_Short task_
Below is a block of records; repeat each one exactly.

_Entries provided_
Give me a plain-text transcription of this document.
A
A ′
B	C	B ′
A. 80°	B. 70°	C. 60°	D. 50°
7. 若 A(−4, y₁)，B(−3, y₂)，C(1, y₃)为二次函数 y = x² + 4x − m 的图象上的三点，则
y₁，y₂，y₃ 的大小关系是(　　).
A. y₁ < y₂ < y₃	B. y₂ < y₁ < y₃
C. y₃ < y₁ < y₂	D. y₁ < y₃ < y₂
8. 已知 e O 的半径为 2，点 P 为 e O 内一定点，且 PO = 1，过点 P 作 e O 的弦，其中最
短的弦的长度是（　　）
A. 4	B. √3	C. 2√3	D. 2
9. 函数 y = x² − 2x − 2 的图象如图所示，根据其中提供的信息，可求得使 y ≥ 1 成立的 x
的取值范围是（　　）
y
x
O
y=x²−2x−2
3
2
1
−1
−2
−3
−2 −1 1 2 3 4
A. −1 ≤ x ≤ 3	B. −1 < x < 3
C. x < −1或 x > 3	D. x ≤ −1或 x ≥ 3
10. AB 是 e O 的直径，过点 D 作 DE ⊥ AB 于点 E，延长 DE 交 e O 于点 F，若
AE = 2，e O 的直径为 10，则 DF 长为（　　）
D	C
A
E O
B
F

_Response to the exercise_
Give me a plain-text transcription of this document.
A
A ′
B	C	B ′
A. 80°	B. 70°	C. 60°	D. 50°
7. 若 A(−4, y₁)，B(−3, y₂)，C(1, y₃)为二次函数 y = x² + 4x − m 的图象上的三点，则
y₁，y₂，y₃ 的大小关系是(　　).
A. y₁ < y₂ < y₃	B. y₂ < y₁ < y₃
C. y₃ < y₁ < y₂	D. y₁ < y₃ < y₂
8. 已知 e O 的半径为 2，点 P 为 e O 内一定点，且 PO = 1，过点 P 作 e O 的弦，其中最
短的弦的长度是（　　）
A. 4	B. √3	C. 2√3	D. 2
9. 函数 y = x² − 2x − 2 的图象如图所示，根据其中提供的信息，可求得使 y ≥ 1 成立的 x
的取值范围是（　　）
y
x
O
y=x²−2x−2
3
2
1
−1
−2
−3
−2 −1 1 2 3 4
A. −1 ≤ x ≤ 3	B. −1 < x < 3
C. x < −1或 x > 3	D. x ≤ −1或 x ≥ 3
10. AB 是 e O 的直径，过点 D 作 DE ⊥ AB 于点 E，延长 DE 交 e O 于点 F，若
AE = 2，e O 的直径为 10，则 DF 长为（　　）
D	C
A
E O
B
F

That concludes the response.